### [INSTRUCTION]
Send back the records in full, character for character.

● ● ● ● ●

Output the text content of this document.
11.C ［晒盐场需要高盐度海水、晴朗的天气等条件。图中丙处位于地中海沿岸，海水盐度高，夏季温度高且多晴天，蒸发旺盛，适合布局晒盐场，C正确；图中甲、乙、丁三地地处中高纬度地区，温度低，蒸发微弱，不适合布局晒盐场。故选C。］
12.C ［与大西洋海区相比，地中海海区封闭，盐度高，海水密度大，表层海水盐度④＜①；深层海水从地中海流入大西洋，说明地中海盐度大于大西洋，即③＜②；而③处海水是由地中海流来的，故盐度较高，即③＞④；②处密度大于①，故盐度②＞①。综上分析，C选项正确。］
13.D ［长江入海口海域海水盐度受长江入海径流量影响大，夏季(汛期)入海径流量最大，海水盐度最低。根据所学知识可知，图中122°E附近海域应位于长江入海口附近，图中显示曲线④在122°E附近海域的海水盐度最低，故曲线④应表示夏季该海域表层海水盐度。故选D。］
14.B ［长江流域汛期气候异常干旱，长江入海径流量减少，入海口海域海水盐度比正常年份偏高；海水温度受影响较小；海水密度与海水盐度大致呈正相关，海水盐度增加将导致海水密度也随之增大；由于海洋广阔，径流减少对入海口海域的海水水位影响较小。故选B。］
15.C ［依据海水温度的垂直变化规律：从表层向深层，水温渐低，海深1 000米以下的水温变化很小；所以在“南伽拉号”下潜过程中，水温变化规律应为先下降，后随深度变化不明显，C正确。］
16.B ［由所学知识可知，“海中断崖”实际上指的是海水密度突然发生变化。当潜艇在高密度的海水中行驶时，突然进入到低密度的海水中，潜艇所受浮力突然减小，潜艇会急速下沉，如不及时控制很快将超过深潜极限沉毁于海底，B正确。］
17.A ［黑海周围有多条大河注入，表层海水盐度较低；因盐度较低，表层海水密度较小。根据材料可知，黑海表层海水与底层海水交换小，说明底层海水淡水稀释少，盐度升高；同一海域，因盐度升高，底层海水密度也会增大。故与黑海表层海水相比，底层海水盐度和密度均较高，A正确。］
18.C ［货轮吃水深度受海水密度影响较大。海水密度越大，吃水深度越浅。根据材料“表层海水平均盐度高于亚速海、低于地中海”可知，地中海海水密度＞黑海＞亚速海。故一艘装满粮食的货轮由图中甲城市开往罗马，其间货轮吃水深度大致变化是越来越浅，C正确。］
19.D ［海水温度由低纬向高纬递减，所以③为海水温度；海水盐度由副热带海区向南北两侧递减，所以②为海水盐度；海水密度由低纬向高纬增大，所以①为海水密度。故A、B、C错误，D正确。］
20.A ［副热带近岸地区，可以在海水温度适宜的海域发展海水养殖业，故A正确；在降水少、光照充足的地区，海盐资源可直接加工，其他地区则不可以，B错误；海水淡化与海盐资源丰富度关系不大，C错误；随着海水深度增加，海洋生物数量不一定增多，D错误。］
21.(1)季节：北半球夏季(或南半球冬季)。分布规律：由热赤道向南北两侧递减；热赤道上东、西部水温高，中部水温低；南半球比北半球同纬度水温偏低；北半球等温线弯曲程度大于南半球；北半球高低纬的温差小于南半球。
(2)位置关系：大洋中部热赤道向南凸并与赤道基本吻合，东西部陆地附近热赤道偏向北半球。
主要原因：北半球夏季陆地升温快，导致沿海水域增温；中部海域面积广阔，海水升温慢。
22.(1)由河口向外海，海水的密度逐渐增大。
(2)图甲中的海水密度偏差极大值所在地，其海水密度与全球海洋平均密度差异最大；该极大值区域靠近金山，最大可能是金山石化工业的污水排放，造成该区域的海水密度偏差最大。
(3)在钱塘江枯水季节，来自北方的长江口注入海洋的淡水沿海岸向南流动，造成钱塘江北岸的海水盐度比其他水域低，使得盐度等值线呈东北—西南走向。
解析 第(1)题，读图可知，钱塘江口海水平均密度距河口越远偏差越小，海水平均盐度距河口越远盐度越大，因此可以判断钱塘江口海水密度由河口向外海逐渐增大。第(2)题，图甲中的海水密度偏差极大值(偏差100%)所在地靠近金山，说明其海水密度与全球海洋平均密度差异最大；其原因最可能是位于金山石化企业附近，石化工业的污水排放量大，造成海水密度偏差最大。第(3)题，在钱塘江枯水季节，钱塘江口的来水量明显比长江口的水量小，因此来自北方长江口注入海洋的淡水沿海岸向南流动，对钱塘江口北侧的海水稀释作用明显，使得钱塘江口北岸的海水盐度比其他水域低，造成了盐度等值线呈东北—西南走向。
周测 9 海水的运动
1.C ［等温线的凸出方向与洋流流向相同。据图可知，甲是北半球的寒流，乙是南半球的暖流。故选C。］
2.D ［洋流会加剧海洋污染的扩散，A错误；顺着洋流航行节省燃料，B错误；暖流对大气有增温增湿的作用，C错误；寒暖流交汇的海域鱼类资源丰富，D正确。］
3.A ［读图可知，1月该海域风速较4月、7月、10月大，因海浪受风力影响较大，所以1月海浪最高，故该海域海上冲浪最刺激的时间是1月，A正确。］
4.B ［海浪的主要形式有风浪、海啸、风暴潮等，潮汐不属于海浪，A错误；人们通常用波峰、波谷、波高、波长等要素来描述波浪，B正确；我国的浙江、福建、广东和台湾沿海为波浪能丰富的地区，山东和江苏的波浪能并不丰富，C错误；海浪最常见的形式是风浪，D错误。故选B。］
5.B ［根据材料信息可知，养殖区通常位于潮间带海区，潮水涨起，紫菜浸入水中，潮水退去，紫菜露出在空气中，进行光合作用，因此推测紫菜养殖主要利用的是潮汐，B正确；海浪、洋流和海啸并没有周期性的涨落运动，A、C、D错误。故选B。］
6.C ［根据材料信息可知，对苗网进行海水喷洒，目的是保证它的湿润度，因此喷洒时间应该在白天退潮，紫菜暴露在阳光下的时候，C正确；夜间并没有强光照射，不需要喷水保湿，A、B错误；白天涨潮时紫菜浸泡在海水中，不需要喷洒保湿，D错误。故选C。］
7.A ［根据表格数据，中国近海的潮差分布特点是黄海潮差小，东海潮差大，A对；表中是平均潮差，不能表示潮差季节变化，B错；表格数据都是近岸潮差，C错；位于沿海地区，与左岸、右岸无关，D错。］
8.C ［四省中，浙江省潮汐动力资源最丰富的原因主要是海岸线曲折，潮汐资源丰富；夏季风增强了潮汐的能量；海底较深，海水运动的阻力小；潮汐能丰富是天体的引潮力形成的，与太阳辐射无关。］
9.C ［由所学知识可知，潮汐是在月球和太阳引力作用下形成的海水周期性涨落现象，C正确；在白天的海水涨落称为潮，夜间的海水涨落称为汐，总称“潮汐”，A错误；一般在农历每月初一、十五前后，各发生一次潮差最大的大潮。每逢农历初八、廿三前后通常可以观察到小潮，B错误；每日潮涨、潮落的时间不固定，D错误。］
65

● ● ● ● ●

### [FINAL ANSWER]
Output the text content of this document.
11.C ［晒盐场需要高盐度海水、晴朗的天气等条件。图中丙处位于地中海沿岸，海水盐度高，夏季温度高且多晴天，蒸发旺盛，适合布局晒盐场，C正确；图中甲、乙、丁三地地处中高纬度地区，温度低，蒸发微弱，不适合布局晒盐场。故选C。］
12.C ［与大西洋海区相比，地中海海区封闭，盐度高，海水密度大，表层海水盐度④＜①；深层海水从地中海流入大西洋，说明地中海盐度大于大西洋，即③＜②；而③处海水是由地中海流来的，故盐度较高，即③＞④；②处密度大于①，故盐度②＞①。综上分析，C选项正确。］
13.D ［长江入海口海域海水盐度受长江入海径流量影响大，夏季(汛期)入海径流量最大，海水盐度最低。根据所学知识可知，图中122°E附近海域应位于长江入海口附近，图中显示曲线④在122°E附近海域的海水盐度最低，故曲线④应表示夏季该海域表层海水盐度。故选D。］
14.B ［长江流域汛期气候异常干旱，长江入海径流量减少，入海口海域海水盐度比正常年份偏高；海水温度受影响较小；海水密度与海水盐度大致呈正相关，海水盐度增加将导致海水密度也随之增大；由于海洋广阔，径流减少对入海口海域的海水水位影响较小。故选B。］
15.C ［依据海水温度的垂直变化规律：从表层向深层，水温渐低，海深1 000米以下的水温变化很小；所以在“南伽拉号”下潜过程中，水温变化规律应为先下降，后随深度变化不明显，C正确。］
16.B ［由所学知识可知，“海中断崖”实际上指的是海水密度突然发生变化。当潜艇在高密度的海水中行驶时，突然进入到低密度的海水中，潜艇所受浮力突然减小，潜艇会急速下沉，如不及时控制很快将超过深潜极限沉毁于海底，B正确。］
17.A ［黑海周围有多条大河注入，表层海水盐度较低；因盐度较低，表层海水密度较小。根据材料可知，黑海表层海水与底层海水交换小，说明底层海水淡水稀释少，盐度升高；同一海域，因盐度升高，底层海水密度也会增大。故与黑海表层海水相比，底层海水盐度和密度均较高，A正确。］
18.C ［货轮吃水深度受海水密度影响较大。海水密度越大，吃水深度越浅。根据材料“表层海水平均盐度高于亚速海、低于地中海”可知，地中海海水密度＞黑海＞亚速海。故一艘装满粮食的货轮由图中甲城市开往罗马，其间货轮吃水深度大致变化是越来越浅，C正确。］
19.D ［海水温度由低纬向高纬递减，所以③为海水温度；海水盐度由副热带海区向南北两侧递减，所以②为海水盐度；海水密度由低纬向高纬增大，所以①为海水密度。故A、B、C错误，D正确。］
20.A ［副热带近岸地区，可以在海水温度适宜的海域发展海水养殖业，故A正确；在降水少、光照充足的地区，海盐资源可直接加工，其他地区则不可以，B错误；海水淡化与海盐资源丰富度关系不大，C错误；随着海水深度增加，海洋生物数量不一定增多，D错误。］
21.(1)季节：北半球夏季(或南半球冬季)。分布规律：由热赤道向南北两侧递减；热赤道上东、西部水温高，中部水温低；南半球比北半球同纬度水温偏低；北半球等温线弯曲程度大于南半球；北半球高低纬的温差小于南半球。
(2)位置关系：大洋中部热赤道向南凸并与赤道基本吻合，东西部陆地附近热赤道偏向北半球。
主要原因：北半球夏季陆地升温快，导致沿海水域增温；中部海域面积广阔，海水升温慢。
22.(1)由河口向外海，海水的密度逐渐增大。
(2)图甲中的海水密度偏差极大值所在地，其海水密度与全球海洋平均密度差异最大；该极大值区域靠近金山，最大可能是金山石化工业的污水排放，造成该区域的海水密度偏差最大。
(3)在钱塘江枯水季节，来自北方的长江口注入海洋的淡水沿海岸向南流动，造成钱塘江北岸的海水盐度比其他水域低，使得盐度等值线呈东北—西南走向。
解析 第(1)题，读图可知，钱塘江口海水平均密度距河口越远偏差越小，海水平均盐度距河口越远盐度越大，因此可以判断钱塘江口海水密度由河口向外海逐渐增大。第(2)题，图甲中的海水密度偏差极大值(偏差100%)所在地靠近金山，说明其海水密度与全球海洋平均密度差异最大；其原因最可能是位于金山石化企业附近，石化工业的污水排放量大，造成海水密度偏差最大。第(3)题，在钱塘江枯水季节，钱塘江口的来水量明显比长江口的水量小，因此来自北方长江口注入海洋的淡水沿海岸向南流动，对钱塘江口北侧的海水稀释作用明显，使得钱塘江口北岸的海水盐度比其他水域低，造成了盐度等值线呈东北—西南走向。
周测 9 海水的运动
1.C ［等温线的凸出方向与洋流流向相同。据图可知，甲是北半球的寒流，乙是南半球的暖流。故选C。］
2.D ［洋流会加剧海洋污染的扩散，A错误；顺着洋流航行节省燃料，B错误；暖流对大气有增温增湿的作用，C错误；寒暖流交汇的海域鱼类资源丰富，D正确。］
3.A ［读图可知，1月该海域风速较4月、7月、10月大，因海浪受风力影响较大，所以1月海浪最高，故该海域海上冲浪最刺激的时间是1月，A正确。］
4.B ［海浪的主要形式有风浪、海啸、风暴潮等，潮汐不属于海浪，A错误；人们通常用波峰、波谷、波高、波长等要素来描述波浪，B正确；我国的浙江、福建、广东和台湾沿海为波浪能丰富的地区，山东和江苏的波浪能并不丰富，C错误；海浪最常见的形式是风浪，D错误。故选B。］
5.B ［根据材料信息可知，养殖区通常位于潮间带海区，潮水涨起，紫菜浸入水中，潮水退去，紫菜露出在空气中，进行光合作用，因此推测紫菜养殖主要利用的是潮汐，B正确；海浪、洋流和海啸并没有周期性的涨落运动，A、C、D错误。故选B。］
6.C ［根据材料信息可知，对苗网进行海水喷洒，目的是保证它的湿润度，因此喷洒时间应该在白天退潮，紫菜暴露在阳光下的时候，C正确；夜间并没有强光照射，不需要喷水保湿，A、B错误；白天涨潮时紫菜浸泡在海水中，不需要喷洒保湿，D错误。故选C。］
7.A ［根据表格数据，中国近海的潮差分布特点是黄海潮差小，东海潮差大，A对；表中是平均潮差，不能表示潮差季节变化，B错；表格数据都是近岸潮差，C错；位于沿海地区，与左岸、右岸无关，D错。］
8.C ［四省中，浙江省潮汐动力资源最丰富的原因主要是海岸线曲折，潮汐资源丰富；夏季风增强了潮汐的能量；海底较深，海水运动的阻力小；潮汐能丰富是天体的引潮力形成的，与太阳辐射无关。］
9.C ［由所学知识可知，潮汐是在月球和太阳引力作用下形成的海水周期性涨落现象，C正确；在白天的海水涨落称为潮，夜间的海水涨落称为汐，总称“潮汐”，A错误；一般在农历每月初一、十五前后，各发生一次潮差最大的大潮。每逢农历初八、廿三前后通常可以观察到小潮，B错误；每日潮涨、潮落的时间不固定，D错误。］
65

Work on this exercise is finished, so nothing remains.